| Tasks |
A: Answer these questions using the text about the Tony Bennett and Lady Gaga television special:
(i) On what date did the special originally air?
(ii) What size of orchestra joined the duo on stage?
(iii) How many viewers watched the special when it aired?
B: Copy the stretch of the text about the Tony Bennett and Lady Gaga television special from "One Last Time: An" through "his health condition.", swapping "Radio City Music Hall" for "Madison Square Garden".

| Document text |
One Last Time: An Evening with Tony Bennett and Lady Gaga is a television special by American singers Tony Bennett and Lady Gaga. It originally aired on November 28, 2021, on CBS while being simulcast on Paramount+. Consisting of select duets and solo performances, it was part of the promotion of their second collaborative studio album, Love for Sale, released in October 2021. A celebration of Bennett's 95th birthday, the special was recorded on August 3 and 5, 2021, when Bennett and Gaga presented a pair of shows at Radio City Music Hall in New York City. They were Bennett's final public performances, as he retired shortly after from performing live due to his health condition.

The duo was joined on stage by a 41-piece orchestra and musicians related to both artists. Before its release, backstage content of the shows were documented in CBS' television news magazine 60 Minutes, while their performance of "Anything Goes" broadcast on The Late Show with Stephen Colbert as a preview on November 23, 2021. When aired, the special was watched by 6.38 million viewers and had a positive critical response, receiving four nominations at the 74th Primetime Emmy Awards.

Records from a dataset:
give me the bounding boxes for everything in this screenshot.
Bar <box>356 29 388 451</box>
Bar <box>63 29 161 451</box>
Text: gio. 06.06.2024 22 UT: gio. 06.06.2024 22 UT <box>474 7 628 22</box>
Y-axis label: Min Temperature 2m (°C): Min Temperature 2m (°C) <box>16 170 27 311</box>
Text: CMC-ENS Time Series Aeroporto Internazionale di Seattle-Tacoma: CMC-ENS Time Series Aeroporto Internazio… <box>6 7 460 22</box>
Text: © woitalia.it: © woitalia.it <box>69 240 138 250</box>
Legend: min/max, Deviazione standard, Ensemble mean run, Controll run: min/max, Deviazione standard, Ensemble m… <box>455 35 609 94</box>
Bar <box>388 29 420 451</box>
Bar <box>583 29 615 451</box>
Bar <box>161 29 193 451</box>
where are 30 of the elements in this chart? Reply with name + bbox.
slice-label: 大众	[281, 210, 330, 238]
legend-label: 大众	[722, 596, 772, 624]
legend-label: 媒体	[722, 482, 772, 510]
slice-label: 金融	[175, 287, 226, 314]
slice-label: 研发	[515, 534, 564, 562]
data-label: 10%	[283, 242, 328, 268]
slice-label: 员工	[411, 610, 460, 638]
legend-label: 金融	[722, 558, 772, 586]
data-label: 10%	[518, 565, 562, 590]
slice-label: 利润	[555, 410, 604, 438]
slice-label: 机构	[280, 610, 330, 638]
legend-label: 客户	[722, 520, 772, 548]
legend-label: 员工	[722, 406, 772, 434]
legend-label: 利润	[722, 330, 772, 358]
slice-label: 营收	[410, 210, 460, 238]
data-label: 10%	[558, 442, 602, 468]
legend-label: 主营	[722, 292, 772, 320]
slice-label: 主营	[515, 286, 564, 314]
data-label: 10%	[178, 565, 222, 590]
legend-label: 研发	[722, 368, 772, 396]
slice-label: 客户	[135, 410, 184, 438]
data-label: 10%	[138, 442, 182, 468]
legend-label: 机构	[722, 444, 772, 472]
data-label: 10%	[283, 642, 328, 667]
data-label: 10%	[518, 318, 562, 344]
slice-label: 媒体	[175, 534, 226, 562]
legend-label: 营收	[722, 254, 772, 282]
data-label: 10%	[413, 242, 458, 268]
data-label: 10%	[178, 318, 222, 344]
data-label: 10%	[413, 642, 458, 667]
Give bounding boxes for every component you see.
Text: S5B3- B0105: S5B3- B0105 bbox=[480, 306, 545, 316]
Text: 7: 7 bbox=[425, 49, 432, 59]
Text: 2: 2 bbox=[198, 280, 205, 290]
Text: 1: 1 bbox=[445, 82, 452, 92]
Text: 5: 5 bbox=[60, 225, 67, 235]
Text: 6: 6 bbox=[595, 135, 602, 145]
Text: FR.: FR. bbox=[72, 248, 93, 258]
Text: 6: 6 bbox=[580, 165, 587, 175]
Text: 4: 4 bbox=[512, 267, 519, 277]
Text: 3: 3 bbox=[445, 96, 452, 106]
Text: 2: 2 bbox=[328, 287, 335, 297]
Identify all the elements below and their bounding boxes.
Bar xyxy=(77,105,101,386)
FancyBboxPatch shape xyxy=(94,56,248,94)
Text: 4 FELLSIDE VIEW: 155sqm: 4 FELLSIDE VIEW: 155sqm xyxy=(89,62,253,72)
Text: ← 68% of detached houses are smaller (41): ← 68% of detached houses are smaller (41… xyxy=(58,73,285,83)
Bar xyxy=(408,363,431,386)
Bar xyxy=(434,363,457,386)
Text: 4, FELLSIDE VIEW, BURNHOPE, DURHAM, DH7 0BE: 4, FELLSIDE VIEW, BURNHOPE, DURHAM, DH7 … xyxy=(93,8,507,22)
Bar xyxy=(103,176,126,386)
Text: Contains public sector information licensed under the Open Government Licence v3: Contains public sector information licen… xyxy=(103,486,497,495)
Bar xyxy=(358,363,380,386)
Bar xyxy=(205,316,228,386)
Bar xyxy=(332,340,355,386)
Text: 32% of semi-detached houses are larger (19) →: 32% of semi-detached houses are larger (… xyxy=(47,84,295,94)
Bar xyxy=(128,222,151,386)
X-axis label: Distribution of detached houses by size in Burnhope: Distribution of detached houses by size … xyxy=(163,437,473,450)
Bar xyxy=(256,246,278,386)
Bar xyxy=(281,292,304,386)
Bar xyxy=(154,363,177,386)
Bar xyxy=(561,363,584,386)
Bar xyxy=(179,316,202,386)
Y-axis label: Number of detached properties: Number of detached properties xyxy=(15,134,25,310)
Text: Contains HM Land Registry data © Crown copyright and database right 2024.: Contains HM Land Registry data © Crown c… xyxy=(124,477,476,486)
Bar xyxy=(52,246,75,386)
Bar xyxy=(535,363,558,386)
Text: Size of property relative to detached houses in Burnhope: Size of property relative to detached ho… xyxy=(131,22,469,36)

| Results for each task |
A:
(i) November 28, 2021
(ii) A 41-piece orchestra
(iii) 6.38 million

B:
One Last Time: An Evening with Tony Bennett and Lady Gaga is a television special by American singers Tony Bennett and Lady Gaga. It originally aired on November 28, 2021, on CBS while being simulcast on Paramount+. Consisting of select duets and solo performances, it was part of the promotion of their second collaborative studio album, Love for Sale, released in October 2021. A celebration of Bennett's 95th birthday, the special was recorded on August 3 and 5, 2021, when Bennett and Gaga presented a pair of shows at Madison Square Garden in New York City. They were Bennett's final public performances, as he retired shortly after from performing live due to his health condition.